Reproduce the data exactly.

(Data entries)
****************

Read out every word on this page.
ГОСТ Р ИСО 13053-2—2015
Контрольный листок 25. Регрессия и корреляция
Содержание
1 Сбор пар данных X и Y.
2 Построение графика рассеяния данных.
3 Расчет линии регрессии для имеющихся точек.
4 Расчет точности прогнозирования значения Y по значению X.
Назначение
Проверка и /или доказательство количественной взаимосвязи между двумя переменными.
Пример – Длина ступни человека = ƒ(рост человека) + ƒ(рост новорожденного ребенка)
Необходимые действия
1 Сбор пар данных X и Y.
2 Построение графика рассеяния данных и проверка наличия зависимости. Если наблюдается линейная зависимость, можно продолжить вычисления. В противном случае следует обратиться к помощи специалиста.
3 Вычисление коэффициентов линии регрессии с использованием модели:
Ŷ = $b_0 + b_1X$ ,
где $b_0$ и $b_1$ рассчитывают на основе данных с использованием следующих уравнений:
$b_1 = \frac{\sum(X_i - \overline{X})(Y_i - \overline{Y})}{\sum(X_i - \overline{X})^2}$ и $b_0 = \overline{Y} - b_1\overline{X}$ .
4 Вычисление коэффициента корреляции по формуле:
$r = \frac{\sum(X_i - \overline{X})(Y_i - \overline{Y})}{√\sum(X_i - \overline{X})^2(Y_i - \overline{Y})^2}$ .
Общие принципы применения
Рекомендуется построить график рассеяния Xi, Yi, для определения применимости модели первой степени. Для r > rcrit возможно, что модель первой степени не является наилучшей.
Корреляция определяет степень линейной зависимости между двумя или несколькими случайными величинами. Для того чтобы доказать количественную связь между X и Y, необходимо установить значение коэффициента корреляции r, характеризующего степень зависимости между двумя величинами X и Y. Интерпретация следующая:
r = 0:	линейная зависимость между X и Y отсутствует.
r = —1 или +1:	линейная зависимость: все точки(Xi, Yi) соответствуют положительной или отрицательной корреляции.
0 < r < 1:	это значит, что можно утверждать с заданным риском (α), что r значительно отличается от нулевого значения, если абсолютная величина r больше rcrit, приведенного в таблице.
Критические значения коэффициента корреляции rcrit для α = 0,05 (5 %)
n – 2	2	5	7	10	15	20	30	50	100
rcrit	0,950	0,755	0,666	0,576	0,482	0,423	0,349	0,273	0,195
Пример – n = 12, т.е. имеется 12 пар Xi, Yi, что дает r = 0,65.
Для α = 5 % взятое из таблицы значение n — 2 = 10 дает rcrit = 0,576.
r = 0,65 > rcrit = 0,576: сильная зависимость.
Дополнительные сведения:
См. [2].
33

****************

## EXERCISE RESULT
Read out every word on this page.
ГОСТ Р ИСО 13053-2—2015
Контрольный листок 25. Регрессия и корреляция
Содержание
1 Сбор пар данных X и Y.
2 Построение графика рассеяния данных.
3 Расчет линии регрессии для имеющихся точек.
4 Расчет точности прогнозирования значения Y по значению X.
Назначение
Проверка и /или доказательство количественной взаимосвязи между двумя переменными.
Пример – Длина ступни человека = ƒ(рост человека) + ƒ(рост новорожденного ребенка)
Необходимые действия
1 Сбор пар данных X и Y.
2 Построение графика рассеяния данных и проверка наличия зависимости. Если наблюдается линейная зависимость, можно продолжить вычисления. В противном случае следует обратиться к помощи специалиста.
3 Вычисление коэффициентов линии регрессии с использованием модели:
Ŷ = $b_0 + b_1X$ ,
где $b_0$ и $b_1$ рассчитывают на основе данных с использованием следующих уравнений:
$b_1 = \frac{\sum(X_i - \overline{X})(Y_i - \overline{Y})}{\sum(X_i - \overline{X})^2}$ и $b_0 = \overline{Y} - b_1\overline{X}$ .
4 Вычисление коэффициента корреляции по формуле:
$r = \frac{\sum(X_i - \overline{X})(Y_i - \overline{Y})}{√\sum(X_i - \overline{X})^2(Y_i - \overline{Y})^2}$ .
Общие принципы применения
Рекомендуется построить график рассеяния Xi, Yi, для определения применимости модели первой степени. Для r > rcrit возможно, что модель первой степени не является наилучшей.
Корреляция определяет степень линейной зависимости между двумя или несколькими случайными величинами. Для того чтобы доказать количественную связь между X и Y, необходимо установить значение коэффициента корреляции r, характеризующего степень зависимости между двумя величинами X и Y. Интерпретация следующая:
r = 0:	линейная зависимость между X и Y отсутствует.
r = —1 или +1:	линейная зависимость: все точки(Xi, Yi) соответствуют положительной или отрицательной корреляции.
0 < r < 1:	это значит, что можно утверждать с заданным риском (α), что r значительно отличается от нулевого значения, если абсолютная величина r больше rcrit, приведенного в таблице.
Критические значения коэффициента корреляции rcrit для α = 0,05 (5 %)
n – 2	2	5	7	10	15	20	30	50	100
rcrit	0,950	0,755	0,666	0,576	0,482	0,423	0,349	0,273	0,195
Пример – n = 12, т.е. имеется 12 пар Xi, Yi, что дает r = 0,65.
Для α = 5 % взятое из таблицы значение n — 2 = 10 дает rcrit = 0,576.
r = 0,65 > rcrit = 0,576: сильная зависимость.
Дополнительные сведения:
См. [2].
33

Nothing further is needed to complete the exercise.